:: Data section ::

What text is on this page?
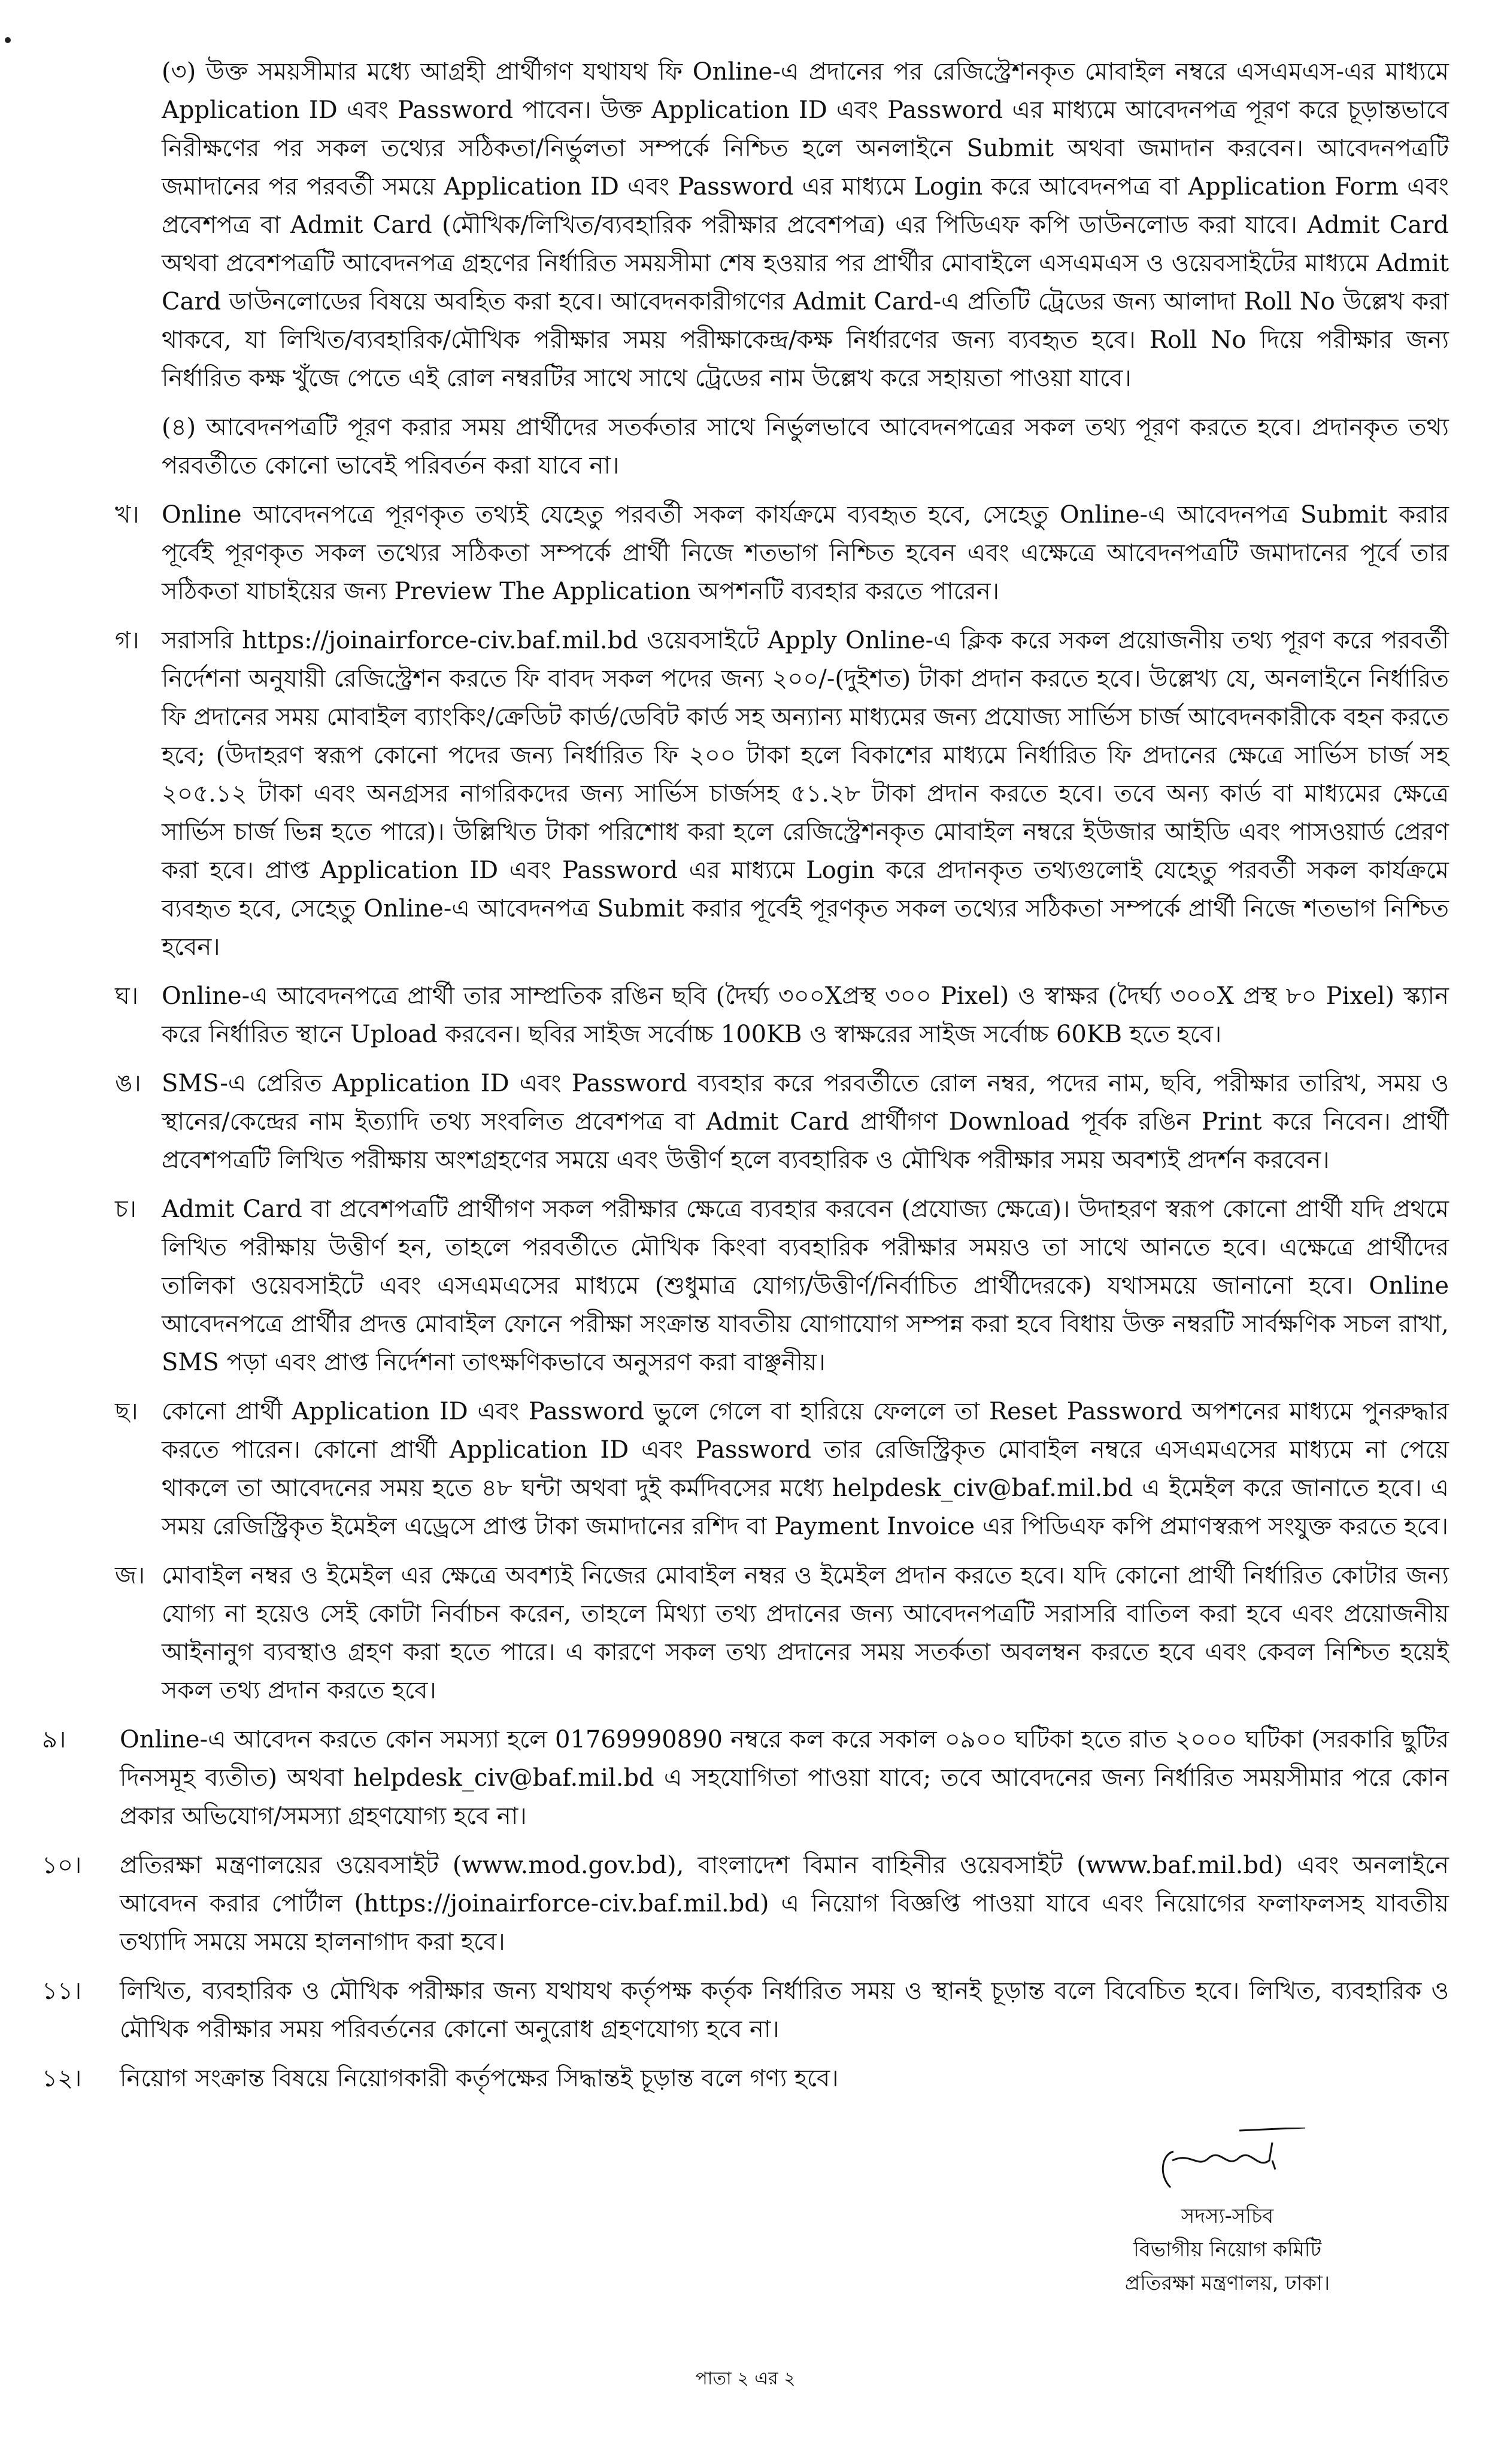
(৩) উক্ত সময়সীমার মধ্যে আগ্রহী প্রার্থীগণ যথাযথ ফি Online-এ প্রদানের পর রেজিস্ট্রেশনকৃত মোবাইল নম্বরে এসএমএস-এর মাধ্যমে Application ID এবং Password পাবেন। উক্ত Application ID এবং Password এর মাধ্যমে আবেদনপত্র পূরণ করে চূড়ান্তভাবে নিরীক্ষণের পর সকল তথ্যের সঠিকতা/নির্ভুলতা সম্পর্কে নিশ্চিত হলে অনলাইনে Submit অথবা জমাদান করবেন। আবেদনপত্রটি জমাদানের পর পরবর্তী সময়ে Application ID এবং Password এর মাধ্যমে Login করে আবেদনপত্র বা Application Form এবং প্রবেশপত্র বা Admit Card (মৌখিক/লিখিত/ব্যবহারিক পরীক্ষার প্রবেশপত্র) এর পিডিএফ কপি ডাউনলোড করা যাবে। Admit Card অথবা প্রবেশপত্রটি আবেদনপত্র গ্রহণের নির্ধারিত সময়সীমা শেষ হওয়ার পর প্রার্থীর মোবাইলে এসএমএস ও ওয়েবসাইটের মাধ্যমে Admit Card ডাউনলোডের বিষয়ে অবহিত করা হবে। আবেদনকারীগণের Admit Card-এ প্রতিটি ট্রেডের জন্য আলাদা Roll No উল্লেখ করা থাকবে, যা লিখিত/ব্যবহারিক/মৌখিক পরীক্ষার সময় পরীক্ষাকেন্দ্র/কক্ষ নির্ধারণের জন্য ব্যবহৃত হবে। Roll No দিয়ে পরীক্ষার জন্য নির্ধারিত কক্ষ খুঁজে পেতে এই রোল নম্বরটির সাথে সাথে ট্রেডের নাম উল্লেখ করে সহায়তা পাওয়া যাবে।
(৪) আবেদনপত্রটি পূরণ করার সময় প্রার্থীদের সতর্কতার সাথে নির্ভুলভাবে আবেদনপত্রের সকল তথ্য পূরণ করতে হবে। প্রদানকৃত তথ্য পরবর্তীতে কোনো ভাবেই পরিবর্তন করা যাবে না।
খ। Online আবেদনপত্রে পূরণকৃত তথ্যই যেহেতু পরবর্তী সকল কার্যক্রমে ব্যবহৃত হবে, সেহেতু Online-এ আবেদনপত্র Submit করার পূর্বেই পূরণকৃত সকল তথ্যের সঠিকতা সম্পর্কে প্রার্থী নিজে শতভাগ নিশ্চিত হবেন এবং এক্ষেত্রে আবেদনপত্রটি জমাদানের পূর্বে তার সঠিকতা যাচাইয়ের জন্য Preview The Application অপশনটি ব্যবহার করতে পারেন।
গ। সরাসরি https://joinairforce-civ.baf.mil.bd ওয়েবসাইটে Apply Online-এ ক্লিক করে সকল প্রয়োজনীয় তথ্য পূরণ করে পরবর্তী নির্দেশনা অনুযায়ী রেজিস্ট্রেশন করতে ফি বাবদ সকল পদের জন্য ২০০/-(দুইশত) টাকা প্রদান করতে হবে। উল্লেখ্য যে, অনলাইনে নির্ধারিত ফি প্রদানের সময় মোবাইল ব্যাংকিং/ক্রেডিট কার্ড/ডেবিট কার্ড সহ অন্যান্য মাধ্যমের জন্য প্রযোজ্য সার্ভিস চার্জ আবেদনকারীকে বহন করতে হবে; (উদাহরণ স্বরূপ কোনো পদের জন্য নির্ধারিত ফি ২০০ টাকা হলে বিকাশের মাধ্যমে নির্ধারিত ফি প্রদানের ক্ষেত্রে সার্ভিস চার্জ সহ ২০৫.১২ টাকা এবং অনগ্রসর নাগরিকদের জন্য সার্ভিস চার্জসহ ৫১.২৮ টাকা প্রদান করতে হবে। তবে অন্য কার্ড বা মাধ্যমের ক্ষেত্রে সার্ভিস চার্জ ভিন্ন হতে পারে)। উল্লিখিত টাকা পরিশোধ করা হলে রেজিস্ট্রেশনকৃত মোবাইল নম্বরে ইউজার আইডি এবং পাসওয়ার্ড প্রেরণ করা হবে। প্রাপ্ত Application ID এবং Password এর মাধ্যমে Login করে প্রদানকৃত তথ্যগুলোই যেহেতু পরবর্তী সকল কার্যক্রমে ব্যবহৃত হবে, সেহেতু Online-এ আবেদনপত্র Submit করার পূর্বেই পূরণকৃত সকল তথ্যের সঠিকতা সম্পর্কে প্রার্থী নিজে শতভাগ নিশ্চিত হবেন।
ঘ। Online-এ আবেদনপত্রে প্রার্থী তার সাম্প্রতিক রঙিন ছবি (দৈর্ঘ্য ৩০০Xপ্রস্থ ৩০০ Pixel) ও স্বাক্ষর (দৈর্ঘ্য ৩০০X প্রস্থ ৮০ Pixel) স্ক্যান করে নির্ধারিত স্থানে Upload করবেন। ছবির সাইজ সর্বোচ্চ 100KB ও স্বাক্ষরের সাইজ সর্বোচ্চ 60KB হতে হবে।
ঙ। SMS-এ প্রেরিত Application ID এবং Password ব্যবহার করে পরবর্তীতে রোল নম্বর, পদের নাম, ছবি, পরীক্ষার তারিখ, সময় ও স্থানের/কেন্দ্রের নাম ইত্যাদি তথ্য সংবলিত প্রবেশপত্র বা Admit Card প্রার্থীগণ Download পূর্বক রঙিন Print করে নিবেন। প্রার্থী প্রবেশপত্রটি লিখিত পরীক্ষায় অংশগ্রহণের সময়ে এবং উত্তীর্ণ হলে ব্যবহারিক ও মৌখিক পরীক্ষার সময় অবশ্যই প্রদর্শন করবেন।
চ।	Admit Card বা প্রবেশপত্রটি প্রার্থীগণ সকল পরীক্ষার ক্ষেত্রে ব্যবহার করবেন (প্রযোজ্য ক্ষেত্রে)। উদাহরণ স্বরূপ কোনো প্রার্থী যদি প্রথমে লিখিত পরীক্ষায় উত্তীর্ণ হন, তাহলে পরবর্তীতে মৌখিক কিংবা ব্যবহারিক পরীক্ষার সময়ও তা সাথে আনতে হবে। এক্ষেত্রে প্রার্থীদের তালিকা ওয়েবসাইটে এবং এসএমএসের মাধ্যমে (শুধুমাত্র যোগ্য/উত্তীর্ণ/নির্বাচিত প্রার্থীদেরকে) যথাসময়ে জানানো হবে। Online আবেদনপত্রে প্রার্থীর প্রদত্ত মোবাইল ফোনে পরীক্ষা সংক্রান্ত যাবতীয় যোগাযোগ সম্পন্ন করা হবে বিধায় উক্ত নম্বরটি সার্বক্ষণিক সচল রাখা, SMS পড়া এবং প্রাপ্ত নির্দেশনা তাৎক্ষণিকভাবে অনুসরণ করা বাঞ্ছনীয়।
ছ। কোনো প্রার্থী Application ID এবং Password ভুলে গেলে বা হারিয়ে ফেললে তা Reset Password অপশনের মাধ্যমে পুনরুদ্ধার করতে পারেন। কোনো প্রার্থী Application ID এবং Password তার রেজিস্ট্রিকৃত মোবাইল নম্বরে এসএমএসের মাধ্যমে না পেয়ে থাকলে তা আবেদনের সময় হতে ৪৮ ঘন্টা অথবা দুই কর্মদিবসের মধ্যে helpdesk_civ@baf.mil.bd এ ইমেইল করে জানাতে হবে। এ সময় রেজিস্ট্রিকৃত ইমেইল এড্রেসে প্রাপ্ত টাকা জমাদানের রশিদ বা Payment Invoice এর পিডিএফ কপি প্রমাণস্বরূপ সংযুক্ত করতে হবে।
জ। মোবাইল নম্বর ও ইমেইল এর ক্ষেত্রে অবশ্যই নিজের মোবাইল নম্বর ও ইমেইল প্রদান করতে হবে। যদি কোনো প্রার্থী নির্ধারিত কোটার জন্য যোগ্য না হয়েও সেই কোটা নির্বাচন করেন, তাহলে মিথ্যা তথ্য প্রদানের জন্য আবেদনপত্রটি সরাসরি বাতিল করা হবে এবং প্রয়োজনীয় আইনানুগ ব্যবস্থাও গ্রহণ করা হতে পারে। এ কারণে সকল তথ্য প্রদানের সময় সতর্কতা অবলম্বন করতে হবে এবং কেবল নিশ্চিত হয়েই সকল তথ্য প্রদান করতে হবে।
৯।	Online-এ আবেদন করতে কোন সমস্যা হলে 01769990890 নম্বরে কল করে সকাল ০৯০০ ঘটিকা হতে রাত ২০০০ ঘটিকা (সরকারি ছুটির দিনসমূহ ব্যতীত) অথবা helpdesk_civ@baf.mil.bd এ সহযোগিতা পাওয়া যাবে; তবে আবেদনের জন্য নির্ধারিত সময়সীমার পরে কোন প্রকার অভিযোগ/সমস্যা গ্রহণযোগ্য হবে না।
১০।	প্রতিরক্ষা মন্ত্রণালয়ের ওয়েবসাইট (www.mod.gov.bd), বাংলাদেশ বিমান বাহিনীর ওয়েবসাইট (www.baf.mil.bd) এবং অনলাইনে আবেদন করার পোর্টাল (https://joinairforce-civ.baf.mil.bd) এ নিয়োগ বিজ্ঞপ্তি পাওয়া যাবে এবং নিয়োগের ফলাফলসহ যাবতীয় তথ্যাদি সময়ে সময়ে হালনাগাদ করা হবে।
১১।	লিখিত, ব্যবহারিক ও মৌখিক পরীক্ষার জন্য যথাযথ কর্তৃপক্ষ কর্তৃক নির্ধারিত সময় ও স্থানই চূড়ান্ত বলে বিবেচিত হবে। লিখিত, ব্যবহারিক ও মৌখিক পরীক্ষার সময় পরিবর্তনের কোনো অনুরোধ গ্রহণযোগ্য হবে না।
১২।	নিয়োগ সংক্রান্ত বিষয়ে নিয়োগকারী কর্তৃপক্ষের সিদ্ধান্তই চূড়ান্ত বলে গণ্য হবে।
সদস্য-সচিব
বিভাগীয় নিয়োগ কমিটি
প্রতিরক্ষা মন্ত্রণালয়, ঢাকা।
পাতা ২ এর ২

:: Given instruction ::
Look through the lines above and collect those with the word "রহণয".

:: Task response ::
৯।	Online-এ আবেদন করতে কোন সমস্যা হলে 01769990890 নম্বরে কল করে সকাল ০৯০০ ঘটিকা হতে রাত ২০০০ ঘটিকা (সরকারি ছুটির দিনসমূহ ব্যতীত) অথবা helpdesk_civ@baf.mil.bd এ সহযোগিতা পাওয়া যাবে; তবে আবেদনের জন্য নির্ধারিত সময়সীমার পরে কোন প্রকার অভিযোগ/সমস্যা গ্রহণযোগ্য হবে না।
১১।	লিখিত, ব্যবহারিক ও মৌখিক পরীক্ষার জন্য যথাযথ কর্তৃপক্ষ কর্তৃক নির্ধারিত সময় ও স্থানই চূড়ান্ত বলে বিবেচিত হবে। লিখিত, ব্যবহারিক ও মৌখিক পরীক্ষার সময় পরিবর্তনের কোনো অনুরোধ গ্রহণযোগ্য হবে না।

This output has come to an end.